[Start Data shown]
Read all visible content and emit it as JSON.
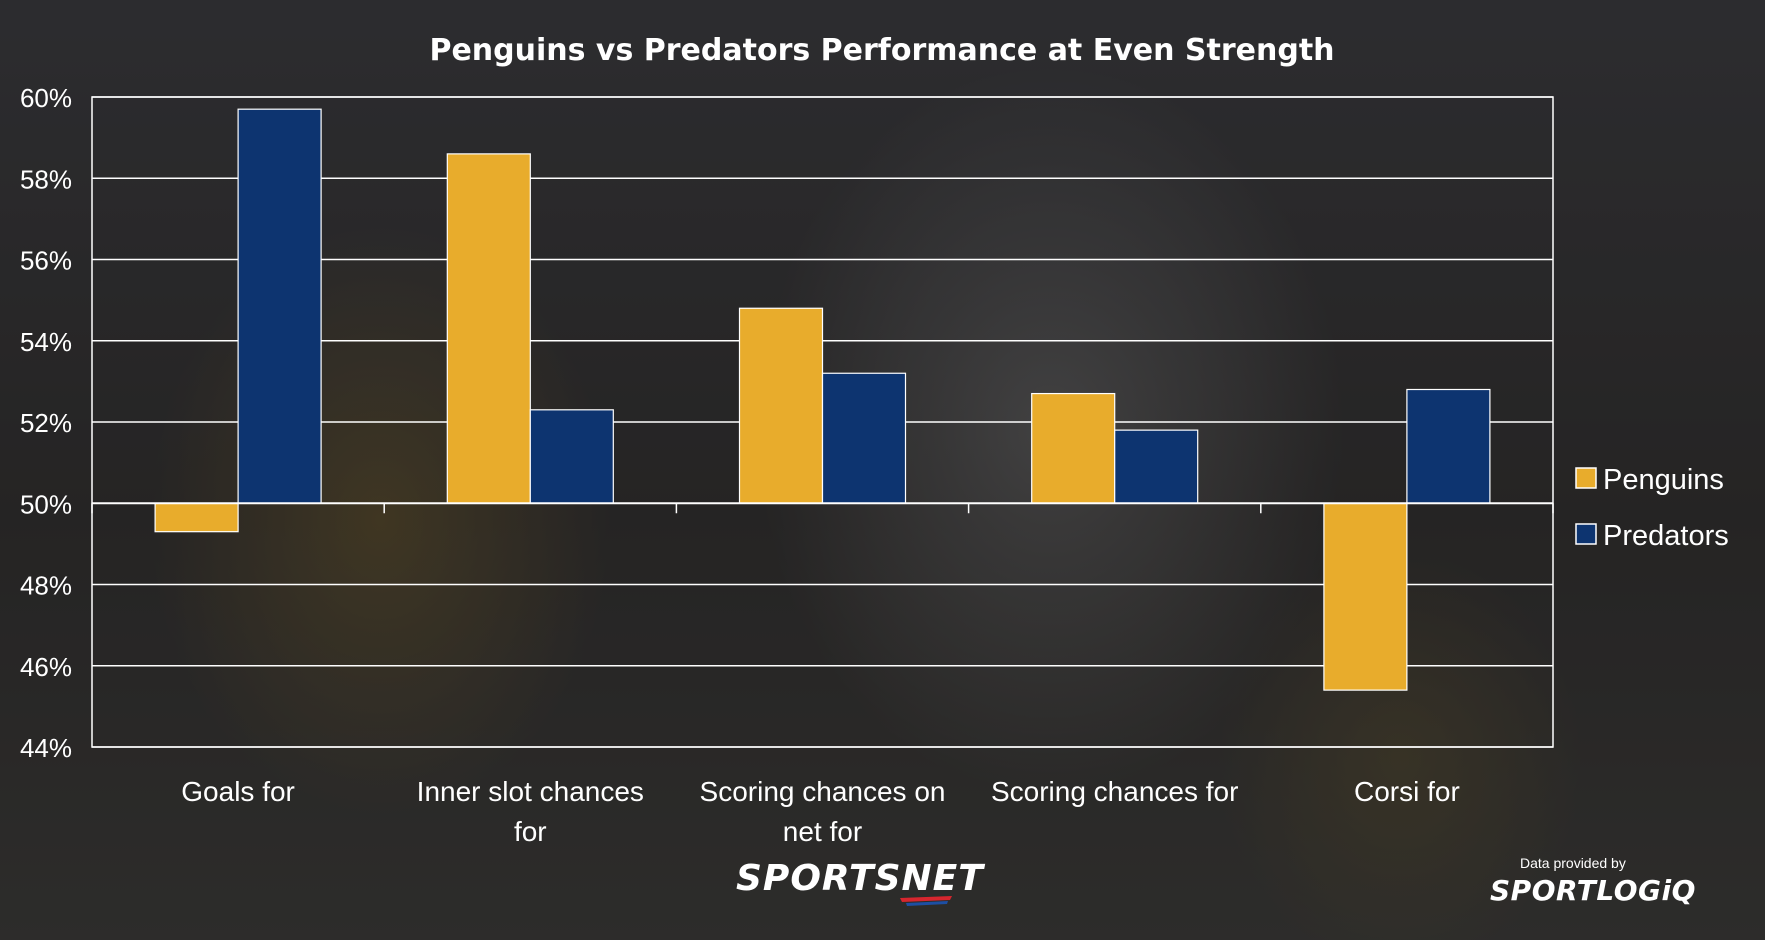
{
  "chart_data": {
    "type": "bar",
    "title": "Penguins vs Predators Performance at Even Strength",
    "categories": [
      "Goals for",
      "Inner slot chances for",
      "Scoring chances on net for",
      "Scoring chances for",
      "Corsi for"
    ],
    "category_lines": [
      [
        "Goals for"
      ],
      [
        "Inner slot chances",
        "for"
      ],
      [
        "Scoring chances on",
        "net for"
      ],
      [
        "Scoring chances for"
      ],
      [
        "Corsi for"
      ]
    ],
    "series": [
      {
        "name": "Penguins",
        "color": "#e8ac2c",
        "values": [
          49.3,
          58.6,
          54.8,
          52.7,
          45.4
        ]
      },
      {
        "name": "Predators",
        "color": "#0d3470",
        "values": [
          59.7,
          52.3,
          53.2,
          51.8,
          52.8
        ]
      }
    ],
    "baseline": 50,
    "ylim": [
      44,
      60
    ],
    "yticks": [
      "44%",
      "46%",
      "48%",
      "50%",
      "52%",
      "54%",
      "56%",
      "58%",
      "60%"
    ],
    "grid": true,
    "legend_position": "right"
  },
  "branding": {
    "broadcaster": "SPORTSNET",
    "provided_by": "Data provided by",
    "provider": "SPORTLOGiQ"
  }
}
[End Data shown]
→ **Directions for this task**
Repeat each entry exactly as given; no pictures belong in the copy.

→ **Full output**
Read all visible content and emit it as JSON.
{
  "chart_data": {
    "type": "bar",
    "title": "Penguins vs Predators Performance at Even Strength",
    "categories": [
      "Goals for",
      "Inner slot chances for",
      "Scoring chances on net for",
      "Scoring chances for",
      "Corsi for"
    ],
    "category_lines": [
      [
        "Goals for"
      ],
      [
        "Inner slot chances",
        "for"
      ],
      [
        "Scoring chances on",
        "net for"
      ],
      [
        "Scoring chances for"
      ],
      [
        "Corsi for"
      ]
    ],
    "series": [
      {
        "name": "Penguins",
        "color": "#e8ac2c",
        "values": [
          49.3,
          58.6,
          54.8,
          52.7,
          45.4
        ]
      },
      {
        "name": "Predators",
        "color": "#0d3470",
        "values": [
          59.7,
          52.3,
          53.2,
          51.8,
          52.8
        ]
      }
    ],
    "baseline": 50,
    "ylim": [
      44,
      60
    ],
    "yticks": [
      "44%",
      "46%",
      "48%",
      "50%",
      "52%",
      "54%",
      "56%",
      "58%",
      "60%"
    ],
    "grid": true,
    "legend_position": "right"
  },
  "branding": {
    "broadcaster": "SPORTSNET",
    "provided_by": "Data provided by",
    "provider": "SPORTLOGiQ"
  }
}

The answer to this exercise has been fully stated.